START Material provided
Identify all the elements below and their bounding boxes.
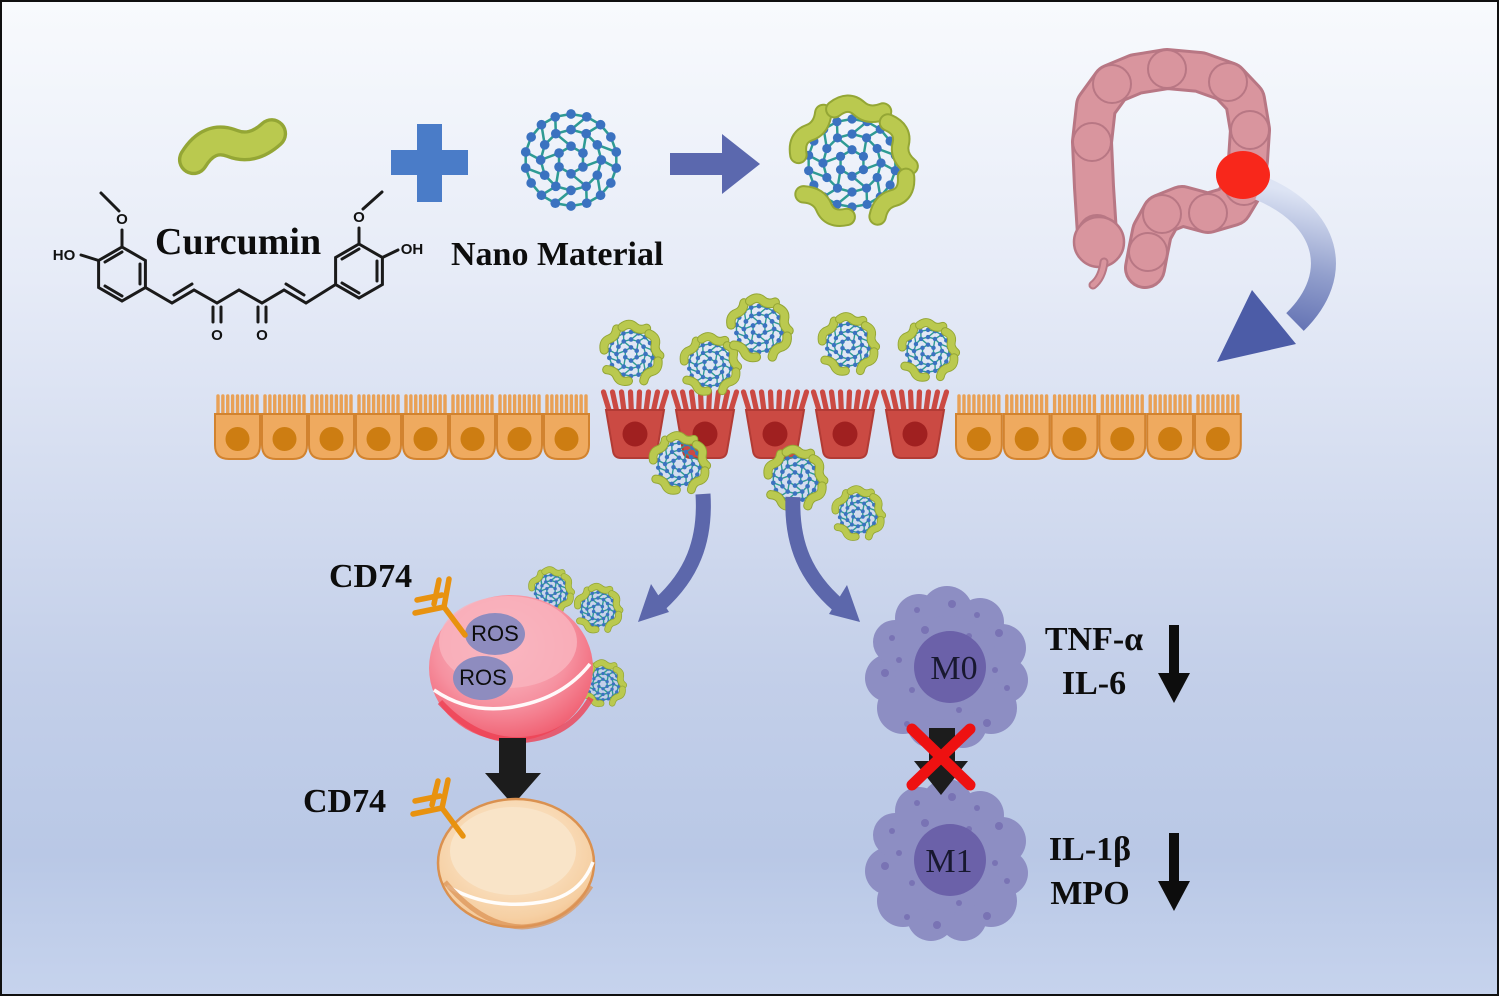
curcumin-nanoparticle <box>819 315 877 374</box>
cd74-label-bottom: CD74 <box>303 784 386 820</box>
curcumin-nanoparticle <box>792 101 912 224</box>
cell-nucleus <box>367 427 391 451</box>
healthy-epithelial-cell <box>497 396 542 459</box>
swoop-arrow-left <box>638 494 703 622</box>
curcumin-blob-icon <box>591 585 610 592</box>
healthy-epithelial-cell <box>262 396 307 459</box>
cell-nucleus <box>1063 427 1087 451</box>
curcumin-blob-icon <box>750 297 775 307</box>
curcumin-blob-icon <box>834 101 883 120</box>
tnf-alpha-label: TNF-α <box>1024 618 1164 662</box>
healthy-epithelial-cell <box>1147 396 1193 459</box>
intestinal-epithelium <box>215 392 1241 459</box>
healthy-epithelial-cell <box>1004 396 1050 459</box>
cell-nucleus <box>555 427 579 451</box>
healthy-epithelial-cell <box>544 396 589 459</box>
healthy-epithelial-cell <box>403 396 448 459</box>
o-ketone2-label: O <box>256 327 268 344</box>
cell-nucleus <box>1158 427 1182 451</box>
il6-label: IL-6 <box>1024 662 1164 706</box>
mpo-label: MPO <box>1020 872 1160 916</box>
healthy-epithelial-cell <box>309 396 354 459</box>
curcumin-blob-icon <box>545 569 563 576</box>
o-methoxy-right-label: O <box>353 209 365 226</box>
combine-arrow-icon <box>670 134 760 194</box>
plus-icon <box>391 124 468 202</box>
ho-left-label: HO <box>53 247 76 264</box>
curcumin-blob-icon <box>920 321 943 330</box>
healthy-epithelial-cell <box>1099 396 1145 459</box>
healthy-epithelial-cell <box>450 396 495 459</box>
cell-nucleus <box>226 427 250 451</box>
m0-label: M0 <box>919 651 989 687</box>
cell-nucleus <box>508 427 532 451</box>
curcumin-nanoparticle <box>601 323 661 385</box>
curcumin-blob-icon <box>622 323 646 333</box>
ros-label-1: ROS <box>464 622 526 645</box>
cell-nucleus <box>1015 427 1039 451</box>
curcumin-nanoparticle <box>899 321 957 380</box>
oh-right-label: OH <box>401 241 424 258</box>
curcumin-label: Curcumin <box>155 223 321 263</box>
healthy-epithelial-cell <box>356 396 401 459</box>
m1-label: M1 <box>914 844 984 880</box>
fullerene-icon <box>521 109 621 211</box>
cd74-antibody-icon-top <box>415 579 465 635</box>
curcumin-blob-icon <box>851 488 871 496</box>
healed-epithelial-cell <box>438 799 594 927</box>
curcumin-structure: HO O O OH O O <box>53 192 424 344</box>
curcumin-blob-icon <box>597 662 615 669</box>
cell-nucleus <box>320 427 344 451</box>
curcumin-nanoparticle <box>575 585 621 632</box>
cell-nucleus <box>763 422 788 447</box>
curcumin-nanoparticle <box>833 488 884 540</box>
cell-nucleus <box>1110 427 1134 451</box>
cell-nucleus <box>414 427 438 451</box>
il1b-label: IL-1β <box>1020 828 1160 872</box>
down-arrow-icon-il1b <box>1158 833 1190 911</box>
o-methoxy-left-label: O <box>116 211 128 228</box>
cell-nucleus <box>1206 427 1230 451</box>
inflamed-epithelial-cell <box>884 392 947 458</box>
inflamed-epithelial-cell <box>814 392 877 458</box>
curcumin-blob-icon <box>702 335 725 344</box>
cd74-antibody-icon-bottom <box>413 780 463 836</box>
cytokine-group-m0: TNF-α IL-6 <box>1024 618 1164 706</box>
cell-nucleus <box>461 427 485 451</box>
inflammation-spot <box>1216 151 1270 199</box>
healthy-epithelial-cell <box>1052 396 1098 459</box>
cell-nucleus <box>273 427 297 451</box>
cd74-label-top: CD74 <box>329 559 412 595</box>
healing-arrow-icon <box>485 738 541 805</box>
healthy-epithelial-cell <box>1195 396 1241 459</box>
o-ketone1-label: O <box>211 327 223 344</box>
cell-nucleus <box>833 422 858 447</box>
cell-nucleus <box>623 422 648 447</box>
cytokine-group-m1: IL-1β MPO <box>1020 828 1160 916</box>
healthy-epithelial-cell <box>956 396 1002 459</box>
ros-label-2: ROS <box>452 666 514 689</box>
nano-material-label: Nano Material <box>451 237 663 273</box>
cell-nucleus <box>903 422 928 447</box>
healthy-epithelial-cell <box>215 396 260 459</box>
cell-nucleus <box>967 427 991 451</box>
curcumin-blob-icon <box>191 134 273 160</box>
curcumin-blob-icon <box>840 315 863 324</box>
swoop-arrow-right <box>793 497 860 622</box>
END Material provided
**Instructions to follow**. If a line in the records above contains the string "cytokine", copy that line out.

**Solution to this exercise**.
cytokine-group-m0: TNF-α IL-6 <box>1024 618 1164 706</box>
cytokine-group-m1: IL-1β MPO <box>1020 828 1160 916</box>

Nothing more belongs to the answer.